[START Records shown]
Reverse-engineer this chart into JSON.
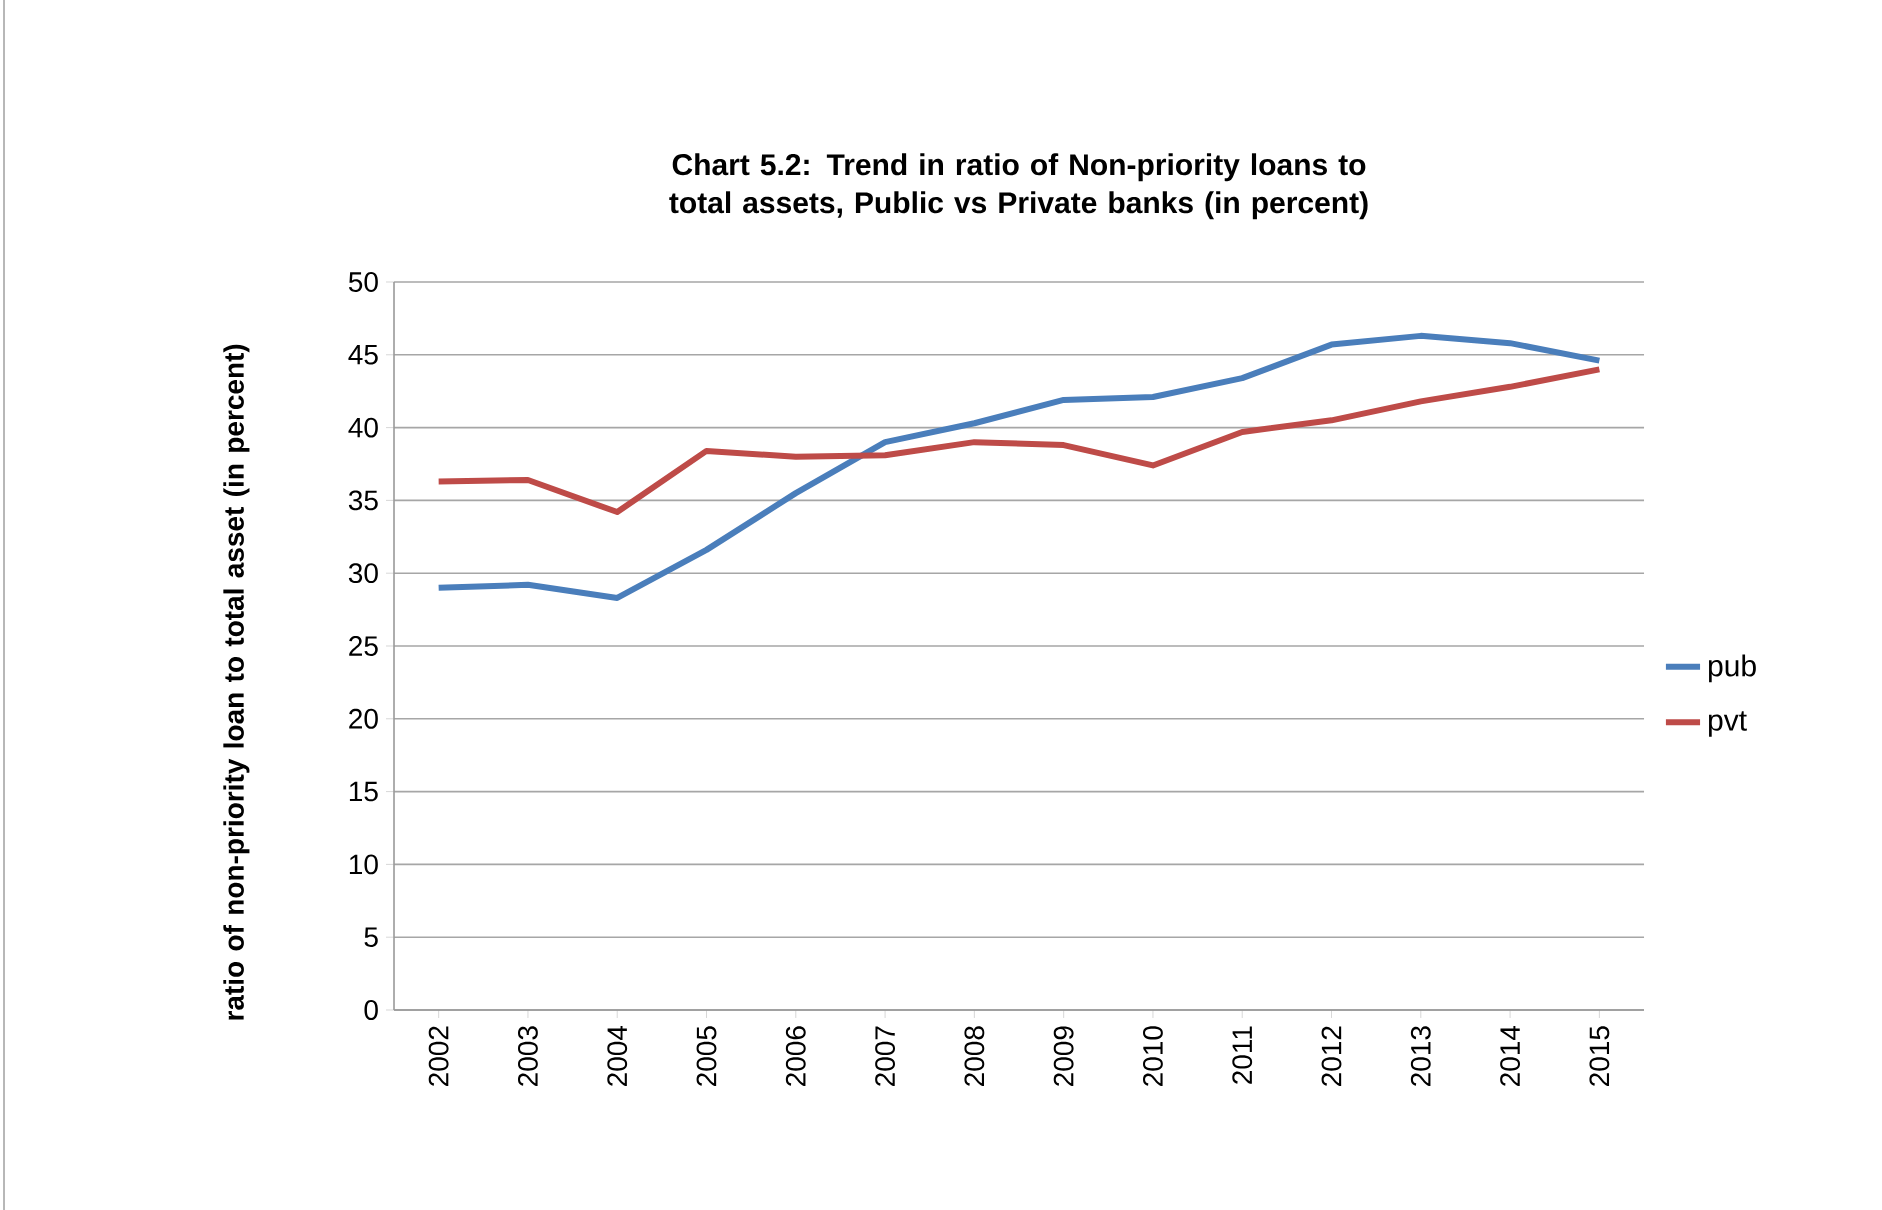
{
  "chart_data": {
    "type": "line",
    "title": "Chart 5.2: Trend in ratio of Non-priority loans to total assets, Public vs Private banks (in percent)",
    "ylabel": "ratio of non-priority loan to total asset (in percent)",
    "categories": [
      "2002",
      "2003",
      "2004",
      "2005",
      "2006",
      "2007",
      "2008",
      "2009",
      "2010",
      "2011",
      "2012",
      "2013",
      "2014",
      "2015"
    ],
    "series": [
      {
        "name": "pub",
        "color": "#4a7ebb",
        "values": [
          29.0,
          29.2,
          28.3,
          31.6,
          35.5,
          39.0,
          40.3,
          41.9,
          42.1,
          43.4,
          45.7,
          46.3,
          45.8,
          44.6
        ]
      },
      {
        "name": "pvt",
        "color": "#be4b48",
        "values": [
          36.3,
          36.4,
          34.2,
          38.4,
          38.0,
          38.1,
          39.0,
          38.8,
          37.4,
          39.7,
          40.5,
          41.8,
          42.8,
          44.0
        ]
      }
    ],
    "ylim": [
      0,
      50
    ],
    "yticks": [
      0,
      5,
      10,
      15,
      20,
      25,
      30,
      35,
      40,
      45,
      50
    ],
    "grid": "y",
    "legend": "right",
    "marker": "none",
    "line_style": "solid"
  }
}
[END Records shown]
**Problem requirements**. Pictures are to be left out; all else in the entries above is to be quoted exactly.

**Response to this exercise**.
Reverse-engineer this chart into JSON.
{
  "chart_data": {
    "type": "line",
    "title": "Chart 5.2: Trend in ratio of Non-priority loans to total assets, Public vs Private banks (in percent)",
    "ylabel": "ratio of non-priority loan to total asset (in percent)",
    "categories": [
      "2002",
      "2003",
      "2004",
      "2005",
      "2006",
      "2007",
      "2008",
      "2009",
      "2010",
      "2011",
      "2012",
      "2013",
      "2014",
      "2015"
    ],
    "series": [
      {
        "name": "pub",
        "color": "#4a7ebb",
        "values": [
          29.0,
          29.2,
          28.3,
          31.6,
          35.5,
          39.0,
          40.3,
          41.9,
          42.1,
          43.4,
          45.7,
          46.3,
          45.8,
          44.6
        ]
      },
      {
        "name": "pvt",
        "color": "#be4b48",
        "values": [
          36.3,
          36.4,
          34.2,
          38.4,
          38.0,
          38.1,
          39.0,
          38.8,
          37.4,
          39.7,
          40.5,
          41.8,
          42.8,
          44.0
        ]
      }
    ],
    "ylim": [
      0,
      50
    ],
    "yticks": [
      0,
      5,
      10,
      15,
      20,
      25,
      30,
      35,
      40,
      45,
      50
    ],
    "grid": "y",
    "legend": "right",
    "marker": "none",
    "line_style": "solid"
  }
}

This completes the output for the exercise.